Task prompt: Look for the string "panel" in the lines and copy each line that has it.

Records:
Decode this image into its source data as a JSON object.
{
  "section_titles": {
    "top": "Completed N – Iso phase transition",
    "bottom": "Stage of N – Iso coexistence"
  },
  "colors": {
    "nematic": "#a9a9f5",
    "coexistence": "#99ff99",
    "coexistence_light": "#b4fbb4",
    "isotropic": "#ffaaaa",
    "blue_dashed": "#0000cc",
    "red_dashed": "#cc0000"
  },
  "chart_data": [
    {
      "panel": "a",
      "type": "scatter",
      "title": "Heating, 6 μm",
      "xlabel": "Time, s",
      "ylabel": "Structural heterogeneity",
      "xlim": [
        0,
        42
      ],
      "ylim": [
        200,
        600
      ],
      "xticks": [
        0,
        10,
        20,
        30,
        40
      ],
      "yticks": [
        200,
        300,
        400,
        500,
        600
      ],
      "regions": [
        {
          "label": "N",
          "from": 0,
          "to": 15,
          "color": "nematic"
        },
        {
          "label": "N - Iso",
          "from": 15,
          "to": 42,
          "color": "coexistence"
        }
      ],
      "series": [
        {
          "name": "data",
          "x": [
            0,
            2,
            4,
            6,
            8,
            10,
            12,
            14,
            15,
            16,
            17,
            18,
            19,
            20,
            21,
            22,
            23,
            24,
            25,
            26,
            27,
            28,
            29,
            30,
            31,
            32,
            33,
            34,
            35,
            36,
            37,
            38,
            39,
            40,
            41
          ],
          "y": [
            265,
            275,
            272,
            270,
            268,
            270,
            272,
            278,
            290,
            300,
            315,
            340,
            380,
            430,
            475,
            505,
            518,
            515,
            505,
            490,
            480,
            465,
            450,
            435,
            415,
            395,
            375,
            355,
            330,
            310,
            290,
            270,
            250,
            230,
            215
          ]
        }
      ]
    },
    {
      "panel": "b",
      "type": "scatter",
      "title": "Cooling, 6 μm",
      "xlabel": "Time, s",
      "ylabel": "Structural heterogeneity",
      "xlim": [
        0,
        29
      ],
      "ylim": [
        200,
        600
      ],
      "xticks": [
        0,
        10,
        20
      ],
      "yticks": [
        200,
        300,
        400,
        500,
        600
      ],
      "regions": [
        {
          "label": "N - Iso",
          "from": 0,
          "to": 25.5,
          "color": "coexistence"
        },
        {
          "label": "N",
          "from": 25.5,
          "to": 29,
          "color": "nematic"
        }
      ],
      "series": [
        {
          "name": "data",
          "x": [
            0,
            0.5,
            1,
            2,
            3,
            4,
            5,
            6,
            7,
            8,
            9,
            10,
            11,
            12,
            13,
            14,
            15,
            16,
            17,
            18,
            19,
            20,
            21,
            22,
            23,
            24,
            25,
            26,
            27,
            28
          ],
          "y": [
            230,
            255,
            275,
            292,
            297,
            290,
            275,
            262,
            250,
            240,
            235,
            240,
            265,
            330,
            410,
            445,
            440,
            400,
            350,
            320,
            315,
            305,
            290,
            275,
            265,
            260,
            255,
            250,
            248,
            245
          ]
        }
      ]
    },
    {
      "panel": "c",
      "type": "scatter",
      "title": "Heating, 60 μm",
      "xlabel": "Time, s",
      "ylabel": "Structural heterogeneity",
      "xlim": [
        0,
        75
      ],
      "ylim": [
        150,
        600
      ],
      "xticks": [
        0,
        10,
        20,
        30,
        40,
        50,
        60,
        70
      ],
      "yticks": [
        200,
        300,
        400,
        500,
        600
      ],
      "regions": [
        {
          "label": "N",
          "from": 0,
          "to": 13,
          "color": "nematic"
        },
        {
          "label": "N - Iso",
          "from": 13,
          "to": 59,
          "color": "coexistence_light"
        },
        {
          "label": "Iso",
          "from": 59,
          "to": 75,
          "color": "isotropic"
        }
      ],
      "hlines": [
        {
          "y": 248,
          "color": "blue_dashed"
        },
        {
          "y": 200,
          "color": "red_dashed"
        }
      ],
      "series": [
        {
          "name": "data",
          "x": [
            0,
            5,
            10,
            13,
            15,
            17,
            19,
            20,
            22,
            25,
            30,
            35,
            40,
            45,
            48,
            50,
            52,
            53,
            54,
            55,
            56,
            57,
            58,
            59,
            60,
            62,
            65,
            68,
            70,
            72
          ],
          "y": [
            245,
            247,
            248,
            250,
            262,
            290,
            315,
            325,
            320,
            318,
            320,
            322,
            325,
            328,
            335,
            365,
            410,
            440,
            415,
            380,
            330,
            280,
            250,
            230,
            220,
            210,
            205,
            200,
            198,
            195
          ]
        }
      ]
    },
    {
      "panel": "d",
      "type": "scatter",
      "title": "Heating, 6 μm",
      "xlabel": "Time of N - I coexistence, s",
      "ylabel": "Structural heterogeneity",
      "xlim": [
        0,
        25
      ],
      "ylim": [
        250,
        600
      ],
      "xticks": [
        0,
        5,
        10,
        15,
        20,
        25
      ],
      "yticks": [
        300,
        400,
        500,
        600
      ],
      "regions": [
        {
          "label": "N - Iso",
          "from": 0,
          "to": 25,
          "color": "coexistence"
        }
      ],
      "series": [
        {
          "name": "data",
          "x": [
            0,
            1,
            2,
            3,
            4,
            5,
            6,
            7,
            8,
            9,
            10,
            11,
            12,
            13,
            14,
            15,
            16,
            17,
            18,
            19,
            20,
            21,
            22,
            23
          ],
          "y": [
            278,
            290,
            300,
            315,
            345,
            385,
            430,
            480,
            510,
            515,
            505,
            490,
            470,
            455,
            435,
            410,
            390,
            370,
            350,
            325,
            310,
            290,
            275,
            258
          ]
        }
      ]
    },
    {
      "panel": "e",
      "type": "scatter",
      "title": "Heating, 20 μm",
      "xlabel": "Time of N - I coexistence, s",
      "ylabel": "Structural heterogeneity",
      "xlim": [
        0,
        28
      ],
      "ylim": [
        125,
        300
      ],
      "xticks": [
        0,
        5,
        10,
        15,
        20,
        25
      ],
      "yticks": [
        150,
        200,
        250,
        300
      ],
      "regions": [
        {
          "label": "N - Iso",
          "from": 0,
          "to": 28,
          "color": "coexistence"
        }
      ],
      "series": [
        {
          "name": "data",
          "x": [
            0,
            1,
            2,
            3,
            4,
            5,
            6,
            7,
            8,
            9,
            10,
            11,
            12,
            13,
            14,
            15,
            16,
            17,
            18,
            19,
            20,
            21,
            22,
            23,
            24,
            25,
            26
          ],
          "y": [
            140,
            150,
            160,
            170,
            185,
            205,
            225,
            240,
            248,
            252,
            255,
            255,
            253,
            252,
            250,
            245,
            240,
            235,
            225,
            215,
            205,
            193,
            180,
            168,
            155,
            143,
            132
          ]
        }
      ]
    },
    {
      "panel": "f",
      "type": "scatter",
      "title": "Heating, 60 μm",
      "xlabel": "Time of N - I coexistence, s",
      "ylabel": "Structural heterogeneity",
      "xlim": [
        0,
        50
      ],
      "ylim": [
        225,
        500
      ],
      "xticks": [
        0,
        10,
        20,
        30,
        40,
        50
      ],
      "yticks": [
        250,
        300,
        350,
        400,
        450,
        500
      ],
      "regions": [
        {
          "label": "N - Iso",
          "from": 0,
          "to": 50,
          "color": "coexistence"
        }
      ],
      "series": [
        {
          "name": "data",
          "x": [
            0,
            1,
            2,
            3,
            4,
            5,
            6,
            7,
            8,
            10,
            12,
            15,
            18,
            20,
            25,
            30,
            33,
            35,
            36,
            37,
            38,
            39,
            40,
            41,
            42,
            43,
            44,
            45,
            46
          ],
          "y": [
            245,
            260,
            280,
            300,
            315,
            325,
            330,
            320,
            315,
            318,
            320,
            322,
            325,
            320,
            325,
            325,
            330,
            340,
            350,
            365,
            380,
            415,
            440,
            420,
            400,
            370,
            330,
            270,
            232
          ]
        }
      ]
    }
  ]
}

Output of the task:
      "panel": "a",
      "panel": "b",
      "panel": "c",
      "panel": "d",
      "panel": "e",
      "panel": "f",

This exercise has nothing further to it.